*RECORDS SUPPLIED*

_ _ _

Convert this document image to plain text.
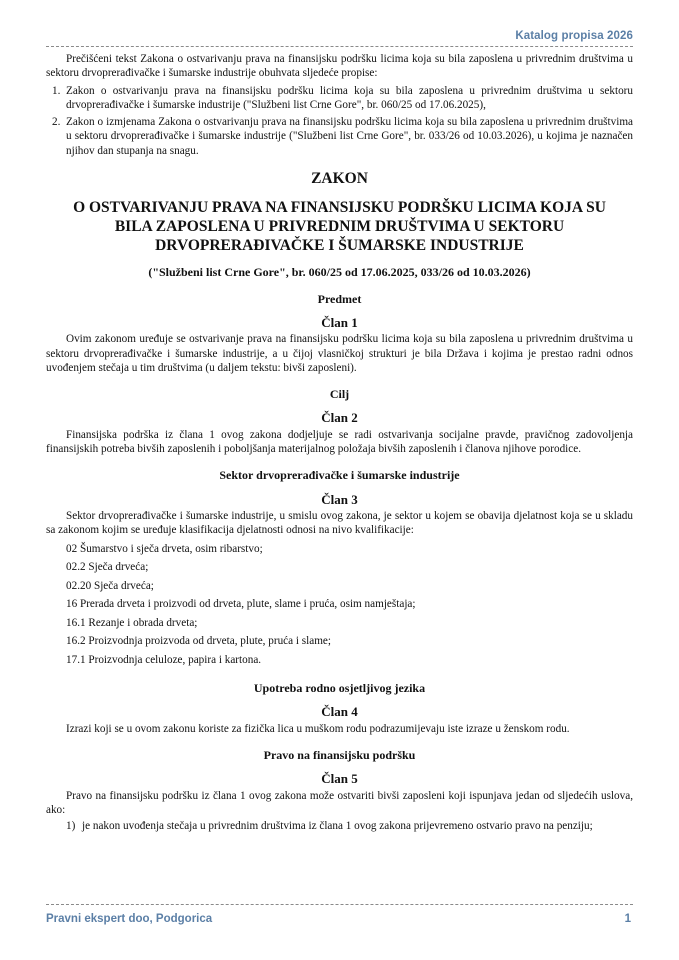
Katalog propisa 2026

Prečišćeni tekst Zakona o ostvarivanju prava na finansijsku podršku licima koja su bila zaposlena u privrednim društvima u sektoru drvoprerađivačke i šumarske industrije obuhvata sljedeće propise:

1. Zakon o ostvarivanju prava na finansijsku podršku licima koja su bila zaposlena u privrednim društvima u sektoru drvoprerađivačke i šumarske industrije ("Službeni list Crne Gore", br. 060/25 od 17.06.2025),
2. Zakon o izmjenama Zakona o ostvarivanju prava na finansijsku podršku licima koja su bila zaposlena u privrednim društvima u sektoru drvoprerađivačke i šumarske industrije ("Službeni list Crne Gore", br. 033/26 od 10.03.2026), u kojima je naznačen njihov dan stupanja na snagu.
ZAKON
O OSTVARIVANJU PRAVA NA FINANSIJSKU PODRŠKU LICIMA KOJA SU BILA ZAPOSLENA U PRIVREDNIM DRUŠTVIMA U SEKTORU DRVOPRERAĐIVAČKE I ŠUMARSKE INDUSTRIJE
("Službeni list Crne Gore", br. 060/25 od 17.06.2025, 033/26 od 10.03.2026)
Predmet
Član 1

Ovim zakonom uređuje se ostvarivanje prava na finansijsku podršku licima koja su bila zaposlena u privrednim društvima u sektoru drvoprerađivačke i šumarske industrije, a u čijoj vlasničkoj strukturi je bila Država i kojima je prestao radni odnos uvođenjem stečaja u tim društvima (u daljem tekstu: bivši zaposleni).

Cilj
Član 2

Finansijska podrška iz člana 1 ovog zakona dodjeljuje se radi ostvarivanja socijalne pravde, pravičnog zadovoljenja finansijskih potreba bivših zaposlenih i poboljšanja materijalnog položaja bivših zaposlenih i članova njihove porodice.

Sektor drvoprerađivačke i šumarske industrije
Član 3

Sektor drvoprerađivačke i šumarske industrije, u smislu ovog zakona, je sektor u kojem se obavija djelatnost koja se u skladu sa zakonom kojim se uređuje klasifikacija djelatnosti odnosi na nivo kvalifikacije:

02 Šumarstvo i sječa drveta, osim ribarstvo;

02.2 Sječa drveća;

02.20 Sječa drveća;

16 Prerada drveta i proizvodi od drveta, plute, slame i pruća, osim namještaja;

16.1 Rezanje i obrada drveta;

16.2 Proizvodnja proizvoda od drveta, plute, pruća i slame;

17.1 Proizvodnja celuloze, papira i kartona.

Upotreba rodno osjetljivog jezika
Član 4

Izrazi koji se u ovom zakonu koriste za fizička lica u muškom rodu podrazumijevaju iste izraze u ženskom rodu.

Pravo na finansijsku podršku
Član 5

Pravo na finansijsku podršku iz člana 1 ovog zakona može ostvariti bivši zaposleni koji ispunjava jedan od sljedećih uslova, ako:

1) je nakon uvođenja stečaja u privrednim društvima iz člana 1 ovog zakona prijevremeno ostvario pravo na penziju;
Pravni ekspert doo, Podgorica	1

_ _ _

*YOUR OBJECTIVE*
Which lines contain "plute"? Show each of them.

*EXERCISE OUTPUT*
16 Prerada drveta i proizvodi od drveta, plute, slame i pruća, osim namještaja;
16.2 Proizvodnja proizvoda od drveta, plute, pruća i slame;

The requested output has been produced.